**Task statement**
Set down each line of the material that follows, exactly, with no pictures.
** Start **
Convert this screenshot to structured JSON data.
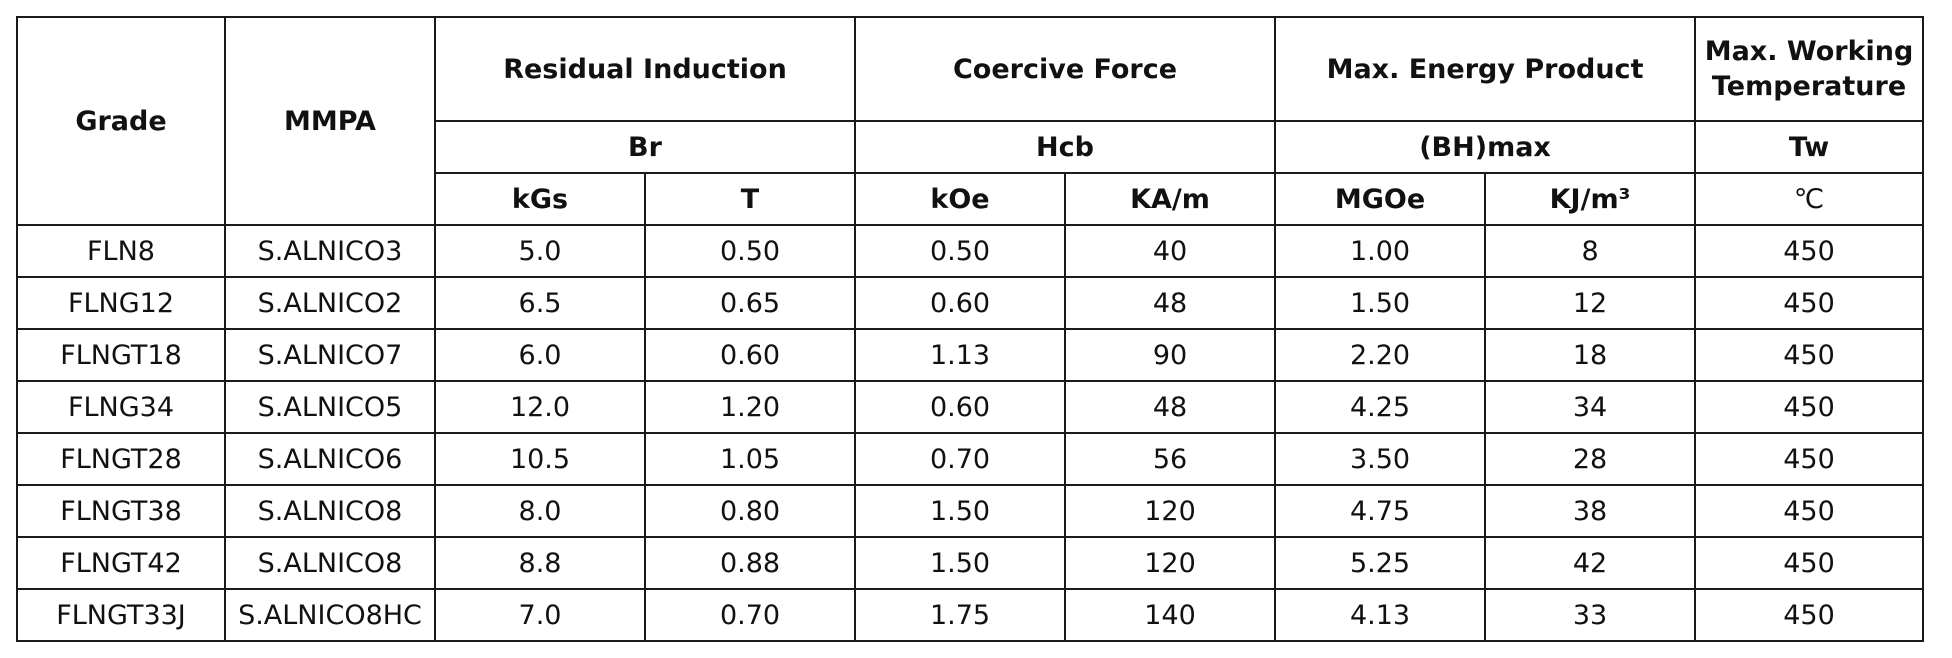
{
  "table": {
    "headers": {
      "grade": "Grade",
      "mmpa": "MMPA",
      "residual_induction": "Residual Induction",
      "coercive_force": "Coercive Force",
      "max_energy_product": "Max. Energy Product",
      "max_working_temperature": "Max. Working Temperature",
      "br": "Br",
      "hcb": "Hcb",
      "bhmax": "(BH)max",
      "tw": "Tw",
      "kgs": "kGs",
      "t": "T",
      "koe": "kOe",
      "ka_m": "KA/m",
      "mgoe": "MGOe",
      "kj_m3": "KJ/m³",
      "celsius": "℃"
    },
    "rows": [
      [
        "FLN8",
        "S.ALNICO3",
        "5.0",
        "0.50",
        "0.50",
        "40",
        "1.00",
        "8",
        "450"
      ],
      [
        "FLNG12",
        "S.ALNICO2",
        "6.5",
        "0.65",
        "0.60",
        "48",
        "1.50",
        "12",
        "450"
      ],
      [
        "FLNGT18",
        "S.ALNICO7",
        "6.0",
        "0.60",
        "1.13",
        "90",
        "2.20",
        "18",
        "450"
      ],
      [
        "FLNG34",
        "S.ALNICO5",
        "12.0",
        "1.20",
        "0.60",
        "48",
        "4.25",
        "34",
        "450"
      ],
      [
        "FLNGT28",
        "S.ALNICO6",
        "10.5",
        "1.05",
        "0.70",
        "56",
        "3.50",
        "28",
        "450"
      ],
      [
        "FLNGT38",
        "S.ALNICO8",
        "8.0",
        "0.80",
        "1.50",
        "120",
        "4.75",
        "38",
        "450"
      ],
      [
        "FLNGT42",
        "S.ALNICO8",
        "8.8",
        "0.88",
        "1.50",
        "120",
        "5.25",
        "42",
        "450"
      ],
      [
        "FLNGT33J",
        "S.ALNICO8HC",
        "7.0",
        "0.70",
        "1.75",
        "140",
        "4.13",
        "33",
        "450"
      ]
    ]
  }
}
** End **
**Expected answer**
Convert this screenshot to structured JSON data.
{
  "table": {
    "headers": {
      "grade": "Grade",
      "mmpa": "MMPA",
      "residual_induction": "Residual Induction",
      "coercive_force": "Coercive Force",
      "max_energy_product": "Max. Energy Product",
      "max_working_temperature": "Max. Working Temperature",
      "br": "Br",
      "hcb": "Hcb",
      "bhmax": "(BH)max",
      "tw": "Tw",
      "kgs": "kGs",
      "t": "T",
      "koe": "kOe",
      "ka_m": "KA/m",
      "mgoe": "MGOe",
      "kj_m3": "KJ/m³",
      "celsius": "℃"
    },
    "rows": [
      [
        "FLN8",
        "S.ALNICO3",
        "5.0",
        "0.50",
        "0.50",
        "40",
        "1.00",
        "8",
        "450"
      ],
      [
        "FLNG12",
        "S.ALNICO2",
        "6.5",
        "0.65",
        "0.60",
        "48",
        "1.50",
        "12",
        "450"
      ],
      [
        "FLNGT18",
        "S.ALNICO7",
        "6.0",
        "0.60",
        "1.13",
        "90",
        "2.20",
        "18",
        "450"
      ],
      [
        "FLNG34",
        "S.ALNICO5",
        "12.0",
        "1.20",
        "0.60",
        "48",
        "4.25",
        "34",
        "450"
      ],
      [
        "FLNGT28",
        "S.ALNICO6",
        "10.5",
        "1.05",
        "0.70",
        "56",
        "3.50",
        "28",
        "450"
      ],
      [
        "FLNGT38",
        "S.ALNICO8",
        "8.0",
        "0.80",
        "1.50",
        "120",
        "4.75",
        "38",
        "450"
      ],
      [
        "FLNGT42",
        "S.ALNICO8",
        "8.8",
        "0.88",
        "1.50",
        "120",
        "5.25",
        "42",
        "450"
      ],
      [
        "FLNGT33J",
        "S.ALNICO8HC",
        "7.0",
        "0.70",
        "1.75",
        "140",
        "4.13",
        "33",
        "450"
      ]
    ]
  }
}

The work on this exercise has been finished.